Dataset listings of figures:
<<<<
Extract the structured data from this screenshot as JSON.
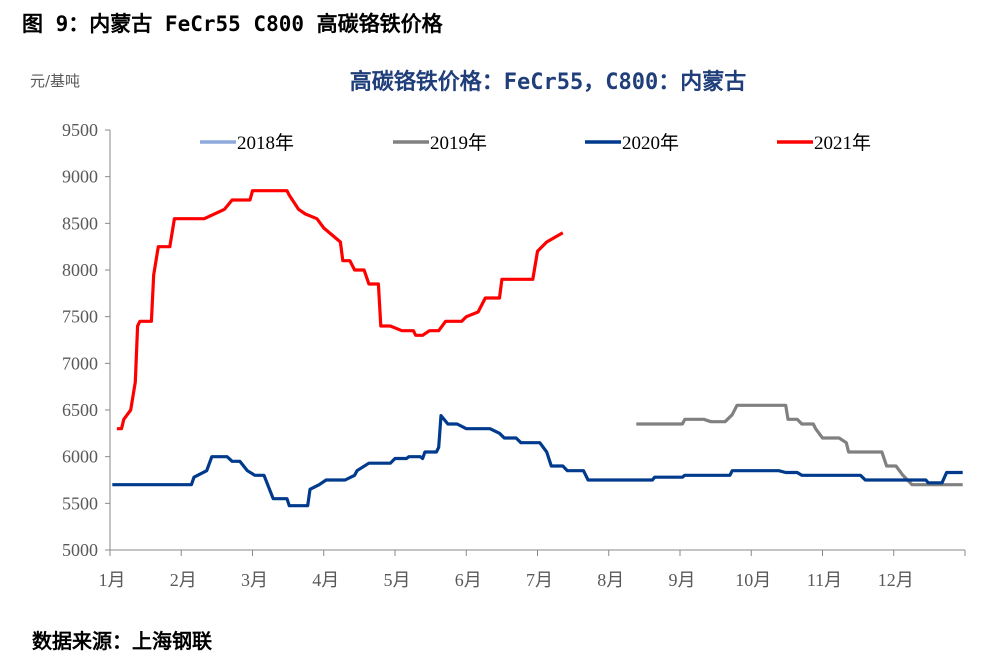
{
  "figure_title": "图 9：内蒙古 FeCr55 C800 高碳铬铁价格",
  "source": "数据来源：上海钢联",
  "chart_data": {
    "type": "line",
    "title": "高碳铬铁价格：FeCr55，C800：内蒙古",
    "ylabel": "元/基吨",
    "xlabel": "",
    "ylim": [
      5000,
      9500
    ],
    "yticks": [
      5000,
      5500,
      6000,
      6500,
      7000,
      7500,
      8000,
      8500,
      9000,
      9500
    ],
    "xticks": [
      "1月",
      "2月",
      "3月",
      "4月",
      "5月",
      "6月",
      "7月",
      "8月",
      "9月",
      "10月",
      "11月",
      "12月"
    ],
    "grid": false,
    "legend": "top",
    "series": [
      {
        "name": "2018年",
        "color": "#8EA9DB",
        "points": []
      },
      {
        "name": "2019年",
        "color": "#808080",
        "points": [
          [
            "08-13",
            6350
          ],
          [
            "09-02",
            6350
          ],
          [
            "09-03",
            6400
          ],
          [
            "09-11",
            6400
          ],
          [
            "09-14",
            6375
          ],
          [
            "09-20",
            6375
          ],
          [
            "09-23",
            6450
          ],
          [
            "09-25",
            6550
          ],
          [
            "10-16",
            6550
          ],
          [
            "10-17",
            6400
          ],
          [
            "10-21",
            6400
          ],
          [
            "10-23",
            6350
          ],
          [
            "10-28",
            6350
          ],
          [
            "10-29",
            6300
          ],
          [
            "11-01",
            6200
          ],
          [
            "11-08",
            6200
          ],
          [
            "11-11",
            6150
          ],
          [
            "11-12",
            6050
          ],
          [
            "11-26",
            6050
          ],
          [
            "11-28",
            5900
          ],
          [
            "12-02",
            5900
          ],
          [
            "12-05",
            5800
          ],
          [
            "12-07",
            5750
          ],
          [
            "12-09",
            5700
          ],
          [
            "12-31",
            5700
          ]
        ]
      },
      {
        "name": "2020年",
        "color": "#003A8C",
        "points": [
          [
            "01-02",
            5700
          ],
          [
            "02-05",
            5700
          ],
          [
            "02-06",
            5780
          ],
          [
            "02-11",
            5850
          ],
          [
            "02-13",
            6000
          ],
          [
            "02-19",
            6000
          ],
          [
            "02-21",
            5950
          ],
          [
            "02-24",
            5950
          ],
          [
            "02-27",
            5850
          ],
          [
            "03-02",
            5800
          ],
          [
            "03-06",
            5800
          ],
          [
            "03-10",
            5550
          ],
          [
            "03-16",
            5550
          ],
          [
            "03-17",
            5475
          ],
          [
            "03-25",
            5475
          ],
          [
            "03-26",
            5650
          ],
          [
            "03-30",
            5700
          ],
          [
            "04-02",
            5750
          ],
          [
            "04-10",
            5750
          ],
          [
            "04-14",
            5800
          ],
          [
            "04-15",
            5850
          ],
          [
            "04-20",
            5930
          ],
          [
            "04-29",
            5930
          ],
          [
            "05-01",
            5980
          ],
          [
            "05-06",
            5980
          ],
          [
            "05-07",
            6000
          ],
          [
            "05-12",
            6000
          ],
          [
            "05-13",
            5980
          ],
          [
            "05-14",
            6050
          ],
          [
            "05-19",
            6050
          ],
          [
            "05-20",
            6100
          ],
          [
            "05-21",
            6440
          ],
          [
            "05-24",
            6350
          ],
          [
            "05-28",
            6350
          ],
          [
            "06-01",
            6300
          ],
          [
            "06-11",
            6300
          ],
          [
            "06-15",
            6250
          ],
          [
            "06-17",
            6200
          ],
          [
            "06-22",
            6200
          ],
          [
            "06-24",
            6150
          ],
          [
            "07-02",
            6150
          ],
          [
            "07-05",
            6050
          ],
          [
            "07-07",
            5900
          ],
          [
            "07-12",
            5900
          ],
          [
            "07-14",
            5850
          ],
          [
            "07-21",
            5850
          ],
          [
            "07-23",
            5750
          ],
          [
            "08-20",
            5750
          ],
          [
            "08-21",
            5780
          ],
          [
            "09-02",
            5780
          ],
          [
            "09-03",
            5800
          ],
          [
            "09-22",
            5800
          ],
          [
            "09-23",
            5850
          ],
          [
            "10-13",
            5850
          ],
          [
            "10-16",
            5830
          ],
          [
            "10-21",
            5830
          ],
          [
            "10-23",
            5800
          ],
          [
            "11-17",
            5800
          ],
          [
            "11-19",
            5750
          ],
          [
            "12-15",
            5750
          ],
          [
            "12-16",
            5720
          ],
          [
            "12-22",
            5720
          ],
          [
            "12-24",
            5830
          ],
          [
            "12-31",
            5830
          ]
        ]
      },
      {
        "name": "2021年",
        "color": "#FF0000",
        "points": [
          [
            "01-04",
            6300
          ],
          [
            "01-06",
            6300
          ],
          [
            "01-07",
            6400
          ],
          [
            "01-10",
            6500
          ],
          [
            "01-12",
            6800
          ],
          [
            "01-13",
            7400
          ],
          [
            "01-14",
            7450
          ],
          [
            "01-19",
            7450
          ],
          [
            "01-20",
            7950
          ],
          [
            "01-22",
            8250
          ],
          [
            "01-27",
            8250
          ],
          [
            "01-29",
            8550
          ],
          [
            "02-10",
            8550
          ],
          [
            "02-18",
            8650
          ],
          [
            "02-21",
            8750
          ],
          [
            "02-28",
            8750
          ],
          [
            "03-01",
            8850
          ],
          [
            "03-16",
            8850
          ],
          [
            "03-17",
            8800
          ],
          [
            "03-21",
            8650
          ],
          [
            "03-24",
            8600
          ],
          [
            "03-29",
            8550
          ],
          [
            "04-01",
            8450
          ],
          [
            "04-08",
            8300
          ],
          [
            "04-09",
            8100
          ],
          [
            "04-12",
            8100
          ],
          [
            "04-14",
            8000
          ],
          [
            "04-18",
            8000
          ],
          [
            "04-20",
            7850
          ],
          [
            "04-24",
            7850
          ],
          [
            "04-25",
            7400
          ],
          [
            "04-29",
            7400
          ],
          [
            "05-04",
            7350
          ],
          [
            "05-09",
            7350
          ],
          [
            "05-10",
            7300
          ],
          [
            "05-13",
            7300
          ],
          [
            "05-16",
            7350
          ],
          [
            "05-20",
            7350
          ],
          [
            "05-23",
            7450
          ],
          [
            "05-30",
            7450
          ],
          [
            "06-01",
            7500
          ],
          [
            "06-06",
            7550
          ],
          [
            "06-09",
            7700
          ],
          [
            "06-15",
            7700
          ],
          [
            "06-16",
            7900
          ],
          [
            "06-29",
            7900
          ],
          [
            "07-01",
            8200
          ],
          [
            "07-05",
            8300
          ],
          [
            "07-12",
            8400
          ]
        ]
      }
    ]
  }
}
>>>>
<<<<
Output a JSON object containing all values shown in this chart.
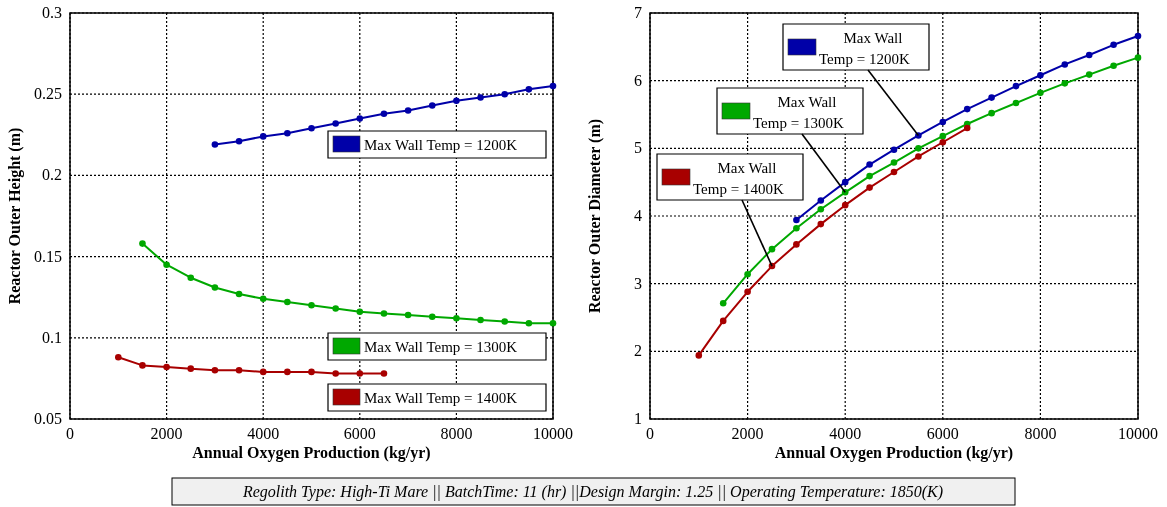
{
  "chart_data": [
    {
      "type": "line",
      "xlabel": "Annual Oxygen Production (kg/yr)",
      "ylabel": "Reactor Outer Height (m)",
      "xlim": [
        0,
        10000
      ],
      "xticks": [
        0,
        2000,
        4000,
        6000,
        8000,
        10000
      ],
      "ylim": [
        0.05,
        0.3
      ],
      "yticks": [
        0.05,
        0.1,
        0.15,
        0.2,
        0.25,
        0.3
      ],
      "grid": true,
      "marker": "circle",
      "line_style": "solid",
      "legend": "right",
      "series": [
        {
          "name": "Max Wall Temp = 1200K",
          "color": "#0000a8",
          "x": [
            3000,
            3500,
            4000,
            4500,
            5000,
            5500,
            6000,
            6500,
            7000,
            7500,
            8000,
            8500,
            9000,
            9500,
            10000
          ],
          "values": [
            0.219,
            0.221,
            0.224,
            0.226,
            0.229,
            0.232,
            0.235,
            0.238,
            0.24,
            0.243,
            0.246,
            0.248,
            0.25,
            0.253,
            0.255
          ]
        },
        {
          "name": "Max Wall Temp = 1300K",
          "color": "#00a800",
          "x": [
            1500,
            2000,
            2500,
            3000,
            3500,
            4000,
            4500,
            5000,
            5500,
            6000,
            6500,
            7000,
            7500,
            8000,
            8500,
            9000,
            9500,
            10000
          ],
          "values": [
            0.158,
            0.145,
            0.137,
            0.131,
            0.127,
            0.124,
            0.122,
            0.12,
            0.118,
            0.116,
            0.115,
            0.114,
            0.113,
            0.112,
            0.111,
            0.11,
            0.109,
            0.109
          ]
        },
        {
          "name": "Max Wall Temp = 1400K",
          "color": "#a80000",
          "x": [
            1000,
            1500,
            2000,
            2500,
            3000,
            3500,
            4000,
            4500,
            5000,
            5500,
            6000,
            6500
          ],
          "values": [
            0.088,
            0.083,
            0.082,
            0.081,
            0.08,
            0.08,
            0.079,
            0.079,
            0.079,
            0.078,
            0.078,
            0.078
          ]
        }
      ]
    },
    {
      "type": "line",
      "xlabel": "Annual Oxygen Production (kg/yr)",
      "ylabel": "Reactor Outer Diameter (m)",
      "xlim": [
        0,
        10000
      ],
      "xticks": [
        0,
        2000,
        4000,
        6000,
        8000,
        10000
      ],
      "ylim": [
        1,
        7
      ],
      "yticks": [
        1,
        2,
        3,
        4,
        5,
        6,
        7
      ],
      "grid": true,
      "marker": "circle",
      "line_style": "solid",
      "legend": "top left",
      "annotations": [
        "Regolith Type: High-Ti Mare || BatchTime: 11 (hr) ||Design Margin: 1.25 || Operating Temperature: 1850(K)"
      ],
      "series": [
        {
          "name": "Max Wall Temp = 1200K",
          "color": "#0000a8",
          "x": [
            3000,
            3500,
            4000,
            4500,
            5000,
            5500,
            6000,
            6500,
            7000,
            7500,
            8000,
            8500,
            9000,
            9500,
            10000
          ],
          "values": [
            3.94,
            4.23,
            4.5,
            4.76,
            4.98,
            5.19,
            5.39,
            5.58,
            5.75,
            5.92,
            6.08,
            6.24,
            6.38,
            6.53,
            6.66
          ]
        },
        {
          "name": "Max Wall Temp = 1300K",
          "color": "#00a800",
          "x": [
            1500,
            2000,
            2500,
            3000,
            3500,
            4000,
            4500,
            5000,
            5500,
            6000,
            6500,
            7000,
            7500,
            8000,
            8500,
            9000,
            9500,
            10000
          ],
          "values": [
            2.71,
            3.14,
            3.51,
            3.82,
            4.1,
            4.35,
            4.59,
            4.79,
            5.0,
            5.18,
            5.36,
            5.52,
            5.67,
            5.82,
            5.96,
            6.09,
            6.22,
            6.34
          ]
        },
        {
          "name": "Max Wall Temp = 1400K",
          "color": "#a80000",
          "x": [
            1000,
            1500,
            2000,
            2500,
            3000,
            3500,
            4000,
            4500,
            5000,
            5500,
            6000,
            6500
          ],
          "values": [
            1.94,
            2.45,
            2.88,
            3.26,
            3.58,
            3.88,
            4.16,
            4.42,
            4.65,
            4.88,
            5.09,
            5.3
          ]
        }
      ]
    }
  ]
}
>>>>
<<<<
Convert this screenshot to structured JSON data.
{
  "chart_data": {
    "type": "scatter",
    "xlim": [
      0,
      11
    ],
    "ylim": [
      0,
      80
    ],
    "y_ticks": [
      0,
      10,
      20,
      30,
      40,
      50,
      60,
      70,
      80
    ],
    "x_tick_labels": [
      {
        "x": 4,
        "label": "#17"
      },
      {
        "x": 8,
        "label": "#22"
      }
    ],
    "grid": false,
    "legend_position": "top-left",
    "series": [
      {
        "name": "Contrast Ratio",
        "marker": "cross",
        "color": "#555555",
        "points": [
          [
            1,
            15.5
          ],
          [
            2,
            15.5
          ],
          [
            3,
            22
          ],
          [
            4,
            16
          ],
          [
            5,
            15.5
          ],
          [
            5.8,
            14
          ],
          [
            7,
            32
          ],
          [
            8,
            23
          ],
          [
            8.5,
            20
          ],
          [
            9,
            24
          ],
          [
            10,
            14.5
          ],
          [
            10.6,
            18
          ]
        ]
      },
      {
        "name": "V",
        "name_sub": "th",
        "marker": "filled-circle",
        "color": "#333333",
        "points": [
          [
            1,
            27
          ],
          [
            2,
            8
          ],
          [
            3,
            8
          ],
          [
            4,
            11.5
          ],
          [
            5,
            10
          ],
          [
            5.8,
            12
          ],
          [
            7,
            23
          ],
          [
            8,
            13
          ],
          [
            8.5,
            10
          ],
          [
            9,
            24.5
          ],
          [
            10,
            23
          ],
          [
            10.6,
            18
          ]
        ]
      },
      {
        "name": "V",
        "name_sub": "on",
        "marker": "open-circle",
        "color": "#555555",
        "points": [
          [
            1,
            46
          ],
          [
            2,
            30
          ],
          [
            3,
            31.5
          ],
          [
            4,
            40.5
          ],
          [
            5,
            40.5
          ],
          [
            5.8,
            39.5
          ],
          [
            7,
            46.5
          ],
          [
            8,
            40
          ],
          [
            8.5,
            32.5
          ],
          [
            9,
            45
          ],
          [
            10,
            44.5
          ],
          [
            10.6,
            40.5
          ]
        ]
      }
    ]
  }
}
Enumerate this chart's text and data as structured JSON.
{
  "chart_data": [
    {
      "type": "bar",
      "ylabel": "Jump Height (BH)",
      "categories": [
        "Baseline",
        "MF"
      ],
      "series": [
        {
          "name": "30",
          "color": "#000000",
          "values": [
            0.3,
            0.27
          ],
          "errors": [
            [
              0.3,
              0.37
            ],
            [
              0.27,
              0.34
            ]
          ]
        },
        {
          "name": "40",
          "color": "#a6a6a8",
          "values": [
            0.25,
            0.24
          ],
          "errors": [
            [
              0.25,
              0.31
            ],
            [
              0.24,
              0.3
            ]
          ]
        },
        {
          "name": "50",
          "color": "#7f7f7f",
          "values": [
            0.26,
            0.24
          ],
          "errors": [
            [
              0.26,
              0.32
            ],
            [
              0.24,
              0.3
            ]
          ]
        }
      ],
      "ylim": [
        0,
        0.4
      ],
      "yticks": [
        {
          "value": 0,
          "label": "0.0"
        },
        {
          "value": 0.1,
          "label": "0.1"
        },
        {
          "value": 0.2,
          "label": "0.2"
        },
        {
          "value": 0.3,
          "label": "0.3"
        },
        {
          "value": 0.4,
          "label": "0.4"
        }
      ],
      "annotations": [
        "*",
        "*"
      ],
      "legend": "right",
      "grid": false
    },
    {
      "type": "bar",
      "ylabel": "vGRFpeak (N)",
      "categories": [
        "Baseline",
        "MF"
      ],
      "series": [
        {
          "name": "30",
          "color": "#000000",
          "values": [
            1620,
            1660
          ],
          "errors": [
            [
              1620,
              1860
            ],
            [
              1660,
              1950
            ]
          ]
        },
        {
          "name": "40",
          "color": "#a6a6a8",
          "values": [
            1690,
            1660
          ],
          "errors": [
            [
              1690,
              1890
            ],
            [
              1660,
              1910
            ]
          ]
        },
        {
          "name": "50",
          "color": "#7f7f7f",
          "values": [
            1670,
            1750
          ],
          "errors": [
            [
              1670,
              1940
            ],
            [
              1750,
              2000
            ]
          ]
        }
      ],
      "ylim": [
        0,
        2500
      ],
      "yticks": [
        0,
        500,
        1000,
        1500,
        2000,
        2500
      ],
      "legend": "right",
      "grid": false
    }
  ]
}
>>>>
Find the string "Outer" in the entries above and return each line that holds it.

      "ylabel": "Reactor Outer Height (m)",
      "ylabel": "Reactor Outer Diameter (m)",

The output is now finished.